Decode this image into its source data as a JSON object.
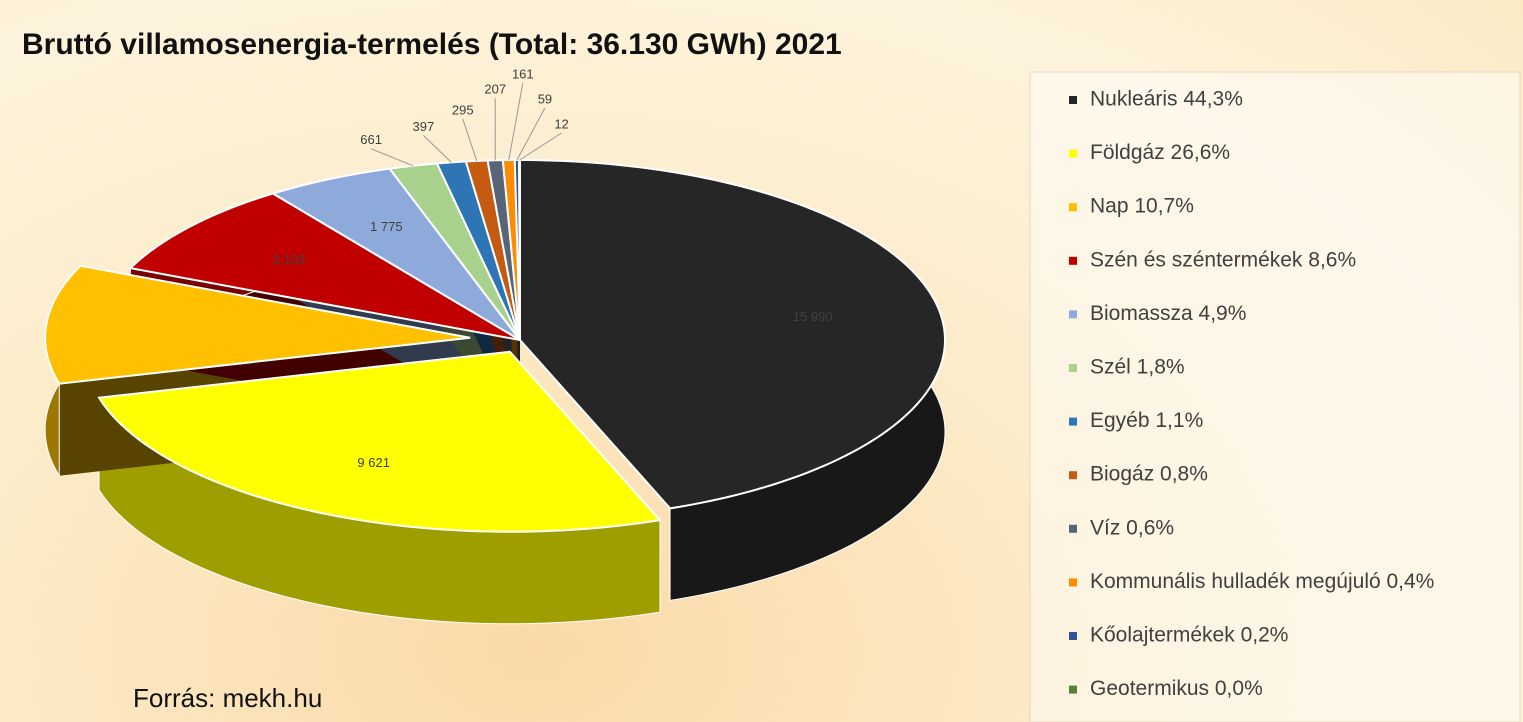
{
  "chart_data": {
    "type": "pie",
    "title": "Bruttó villamosenergia-termelés (Total: 36.130 GWh) 2021",
    "source": "Forrás: mekh.hu",
    "categories": [
      "Nukleáris 44,3%",
      "Földgáz 26,6%",
      "Nap 10,7%",
      "Szén és széntermékek 8,6%",
      "Biomassza 4,9%",
      "Szél 1,8%",
      "Egyéb 1,1%",
      "Biogáz 0,8%",
      "Víz 0,6%",
      "Kommunális hulladék megújuló 0,4%",
      "Kőolajtermékek 0,2%",
      "Geotermikus 0,0%"
    ],
    "values": [
      15990,
      9621,
      3849,
      3103,
      1775,
      661,
      397,
      295,
      207,
      161,
      59,
      12
    ],
    "value_labels": [
      "15 990",
      "9 621",
      null,
      "3 103",
      "1 775",
      "661",
      "397",
      "295",
      "207",
      "161",
      "59",
      "12"
    ],
    "colors": [
      "#262626",
      "#ffff00",
      "#ffc000",
      "#c00000",
      "#8eaadb",
      "#a9d18e",
      "#2e75b6",
      "#c55a11",
      "#5a6478",
      "#ff8c00",
      "#2f5597",
      "#548235"
    ],
    "legend": "right"
  }
}
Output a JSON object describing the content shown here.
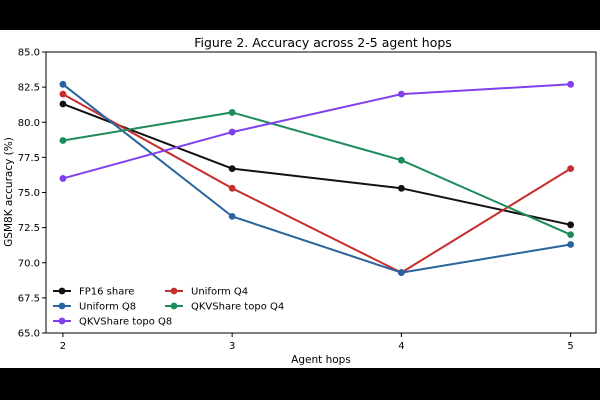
{
  "chart_data": {
    "type": "line",
    "title": "Figure 2. Accuracy across 2-5 agent hops",
    "xlabel": "Agent hops",
    "ylabel": "GSM8K accuracy (%)",
    "x": [
      2,
      3,
      4,
      5
    ],
    "x_tick_labels": [
      "2",
      "3",
      "4",
      "5"
    ],
    "ylim": [
      65.0,
      85.0
    ],
    "y_ticks": [
      65.0,
      67.5,
      70.0,
      72.5,
      75.0,
      77.5,
      80.0,
      82.5,
      85.0
    ],
    "y_tick_labels": [
      "65.0",
      "67.5",
      "70.0",
      "72.5",
      "75.0",
      "77.5",
      "80.0",
      "82.5",
      "85.0"
    ],
    "grid": false,
    "legend_position": "lower-left",
    "series": [
      {
        "name": "FP16 share",
        "color": "#111111",
        "values": [
          81.3,
          76.7,
          75.3,
          72.7
        ]
      },
      {
        "name": "Uniform Q4",
        "color": "#c62d2d",
        "values": [
          82.0,
          75.3,
          69.3,
          76.7
        ]
      },
      {
        "name": "Uniform Q8",
        "color": "#2a64a0",
        "values": [
          82.7,
          73.3,
          69.3,
          71.3
        ]
      },
      {
        "name": "QKVShare topo Q4",
        "color": "#1e8c5a",
        "values": [
          78.7,
          80.7,
          77.3,
          72.0
        ]
      },
      {
        "name": "QKVShare topo Q8",
        "color": "#8040ee",
        "values": [
          76.0,
          79.3,
          82.0,
          82.7
        ]
      }
    ]
  }
}
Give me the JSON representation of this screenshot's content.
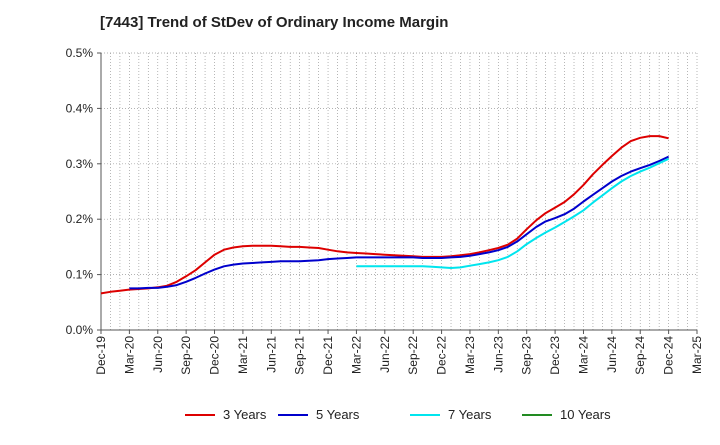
{
  "chart_data": {
    "type": "line",
    "title": "[7443]  Trend of StDev of Ordinary Income Margin",
    "xlabel": "",
    "ylabel": "",
    "x_ticks": [
      "Dec-19",
      "Mar-20",
      "Jun-20",
      "Sep-20",
      "Dec-20",
      "Mar-21",
      "Jun-21",
      "Sep-21",
      "Dec-21",
      "Mar-22",
      "Jun-22",
      "Sep-22",
      "Dec-22",
      "Mar-23",
      "Jun-23",
      "Sep-23",
      "Dec-23",
      "Mar-24",
      "Jun-24",
      "Sep-24",
      "Dec-24",
      "Mar-25"
    ],
    "y_ticks": [
      "0.0%",
      "0.1%",
      "0.2%",
      "0.3%",
      "0.4%",
      "0.5%"
    ],
    "ylim": [
      0,
      0.5
    ],
    "y_unit": "%",
    "grid": true,
    "legend_position": "bottom",
    "series": [
      {
        "name": "3 Years",
        "color": "#dd0000",
        "points": [
          [
            "Dec-19",
            0.066
          ],
          [
            "Jan-20",
            0.069
          ],
          [
            "Feb-20",
            0.071
          ],
          [
            "Mar-20",
            0.073
          ],
          [
            "Apr-20",
            0.074
          ],
          [
            "May-20",
            0.075
          ],
          [
            "Jun-20",
            0.077
          ],
          [
            "Jul-20",
            0.08
          ],
          [
            "Aug-20",
            0.087
          ],
          [
            "Sep-20",
            0.097
          ],
          [
            "Oct-20",
            0.108
          ],
          [
            "Nov-20",
            0.122
          ],
          [
            "Dec-20",
            0.136
          ],
          [
            "Jan-21",
            0.145
          ],
          [
            "Feb-21",
            0.149
          ],
          [
            "Mar-21",
            0.151
          ],
          [
            "Apr-21",
            0.152
          ],
          [
            "May-21",
            0.152
          ],
          [
            "Jun-21",
            0.152
          ],
          [
            "Jul-21",
            0.151
          ],
          [
            "Aug-21",
            0.15
          ],
          [
            "Sep-21",
            0.15
          ],
          [
            "Oct-21",
            0.149
          ],
          [
            "Nov-21",
            0.148
          ],
          [
            "Dec-21",
            0.145
          ],
          [
            "Jan-22",
            0.142
          ],
          [
            "Feb-22",
            0.14
          ],
          [
            "Mar-22",
            0.139
          ],
          [
            "Apr-22",
            0.138
          ],
          [
            "May-22",
            0.137
          ],
          [
            "Jun-22",
            0.136
          ],
          [
            "Jul-22",
            0.135
          ],
          [
            "Aug-22",
            0.134
          ],
          [
            "Sep-22",
            0.133
          ],
          [
            "Oct-22",
            0.132
          ],
          [
            "Nov-22",
            0.132
          ],
          [
            "Dec-22",
            0.132
          ],
          [
            "Jan-23",
            0.133
          ],
          [
            "Feb-23",
            0.135
          ],
          [
            "Mar-23",
            0.137
          ],
          [
            "Apr-23",
            0.14
          ],
          [
            "May-23",
            0.144
          ],
          [
            "Jun-23",
            0.148
          ],
          [
            "Jul-23",
            0.154
          ],
          [
            "Aug-23",
            0.165
          ],
          [
            "Sep-23",
            0.182
          ],
          [
            "Oct-23",
            0.198
          ],
          [
            "Nov-23",
            0.211
          ],
          [
            "Dec-23",
            0.221
          ],
          [
            "Jan-24",
            0.231
          ],
          [
            "Feb-24",
            0.245
          ],
          [
            "Mar-24",
            0.262
          ],
          [
            "Apr-24",
            0.281
          ],
          [
            "May-24",
            0.298
          ],
          [
            "Jun-24",
            0.314
          ],
          [
            "Jul-24",
            0.329
          ],
          [
            "Aug-24",
            0.341
          ],
          [
            "Sep-24",
            0.347
          ],
          [
            "Oct-24",
            0.35
          ],
          [
            "Nov-24",
            0.35
          ],
          [
            "Dec-24",
            0.346
          ]
        ]
      },
      {
        "name": "5 Years",
        "color": "#0000cc",
        "points": [
          [
            "Mar-20",
            0.075
          ],
          [
            "Apr-20",
            0.075
          ],
          [
            "May-20",
            0.076
          ],
          [
            "Jun-20",
            0.076
          ],
          [
            "Jul-20",
            0.078
          ],
          [
            "Aug-20",
            0.081
          ],
          [
            "Sep-20",
            0.087
          ],
          [
            "Oct-20",
            0.094
          ],
          [
            "Nov-20",
            0.102
          ],
          [
            "Dec-20",
            0.109
          ],
          [
            "Jan-21",
            0.115
          ],
          [
            "Feb-21",
            0.118
          ],
          [
            "Mar-21",
            0.12
          ],
          [
            "Apr-21",
            0.121
          ],
          [
            "May-21",
            0.122
          ],
          [
            "Jun-21",
            0.123
          ],
          [
            "Jul-21",
            0.124
          ],
          [
            "Aug-21",
            0.124
          ],
          [
            "Sep-21",
            0.124
          ],
          [
            "Oct-21",
            0.125
          ],
          [
            "Nov-21",
            0.126
          ],
          [
            "Dec-21",
            0.128
          ],
          [
            "Jan-22",
            0.129
          ],
          [
            "Feb-22",
            0.13
          ],
          [
            "Mar-22",
            0.131
          ],
          [
            "Apr-22",
            0.131
          ],
          [
            "May-22",
            0.131
          ],
          [
            "Jun-22",
            0.131
          ],
          [
            "Jul-22",
            0.131
          ],
          [
            "Aug-22",
            0.131
          ],
          [
            "Sep-22",
            0.131
          ],
          [
            "Oct-22",
            0.13
          ],
          [
            "Nov-22",
            0.13
          ],
          [
            "Dec-22",
            0.13
          ],
          [
            "Jan-23",
            0.131
          ],
          [
            "Feb-23",
            0.132
          ],
          [
            "Mar-23",
            0.134
          ],
          [
            "Apr-23",
            0.137
          ],
          [
            "May-23",
            0.14
          ],
          [
            "Jun-23",
            0.144
          ],
          [
            "Jul-23",
            0.15
          ],
          [
            "Aug-23",
            0.16
          ],
          [
            "Sep-23",
            0.173
          ],
          [
            "Oct-23",
            0.186
          ],
          [
            "Nov-23",
            0.196
          ],
          [
            "Dec-23",
            0.202
          ],
          [
            "Jan-24",
            0.209
          ],
          [
            "Feb-24",
            0.219
          ],
          [
            "Mar-24",
            0.232
          ],
          [
            "Apr-24",
            0.244
          ],
          [
            "May-24",
            0.256
          ],
          [
            "Jun-24",
            0.268
          ],
          [
            "Jul-24",
            0.278
          ],
          [
            "Aug-24",
            0.286
          ],
          [
            "Sep-24",
            0.292
          ],
          [
            "Oct-24",
            0.298
          ],
          [
            "Nov-24",
            0.305
          ],
          [
            "Dec-24",
            0.313
          ]
        ]
      },
      {
        "name": "7 Years",
        "color": "#00e5ee",
        "points": [
          [
            "Mar-22",
            0.115
          ],
          [
            "Apr-22",
            0.115
          ],
          [
            "May-22",
            0.115
          ],
          [
            "Jun-22",
            0.115
          ],
          [
            "Jul-22",
            0.115
          ],
          [
            "Aug-22",
            0.115
          ],
          [
            "Sep-22",
            0.115
          ],
          [
            "Oct-22",
            0.115
          ],
          [
            "Nov-22",
            0.114
          ],
          [
            "Dec-22",
            0.113
          ],
          [
            "Jan-23",
            0.112
          ],
          [
            "Feb-23",
            0.113
          ],
          [
            "Mar-23",
            0.116
          ],
          [
            "Apr-23",
            0.119
          ],
          [
            "May-23",
            0.122
          ],
          [
            "Jun-23",
            0.126
          ],
          [
            "Jul-23",
            0.132
          ],
          [
            "Aug-23",
            0.142
          ],
          [
            "Sep-23",
            0.155
          ],
          [
            "Oct-23",
            0.166
          ],
          [
            "Nov-23",
            0.176
          ],
          [
            "Dec-23",
            0.185
          ],
          [
            "Jan-24",
            0.195
          ],
          [
            "Feb-24",
            0.205
          ],
          [
            "Mar-24",
            0.216
          ],
          [
            "Apr-24",
            0.23
          ],
          [
            "May-24",
            0.243
          ],
          [
            "Jun-24",
            0.256
          ],
          [
            "Jul-24",
            0.268
          ],
          [
            "Aug-24",
            0.278
          ],
          [
            "Sep-24",
            0.286
          ],
          [
            "Oct-24",
            0.293
          ],
          [
            "Nov-24",
            0.301
          ],
          [
            "Dec-24",
            0.309
          ]
        ]
      },
      {
        "name": "10 Years",
        "color": "#228b22",
        "points": []
      }
    ]
  }
}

_ _ _ _ _ _ _

Give only the count of lines in the data that include the string "content".

2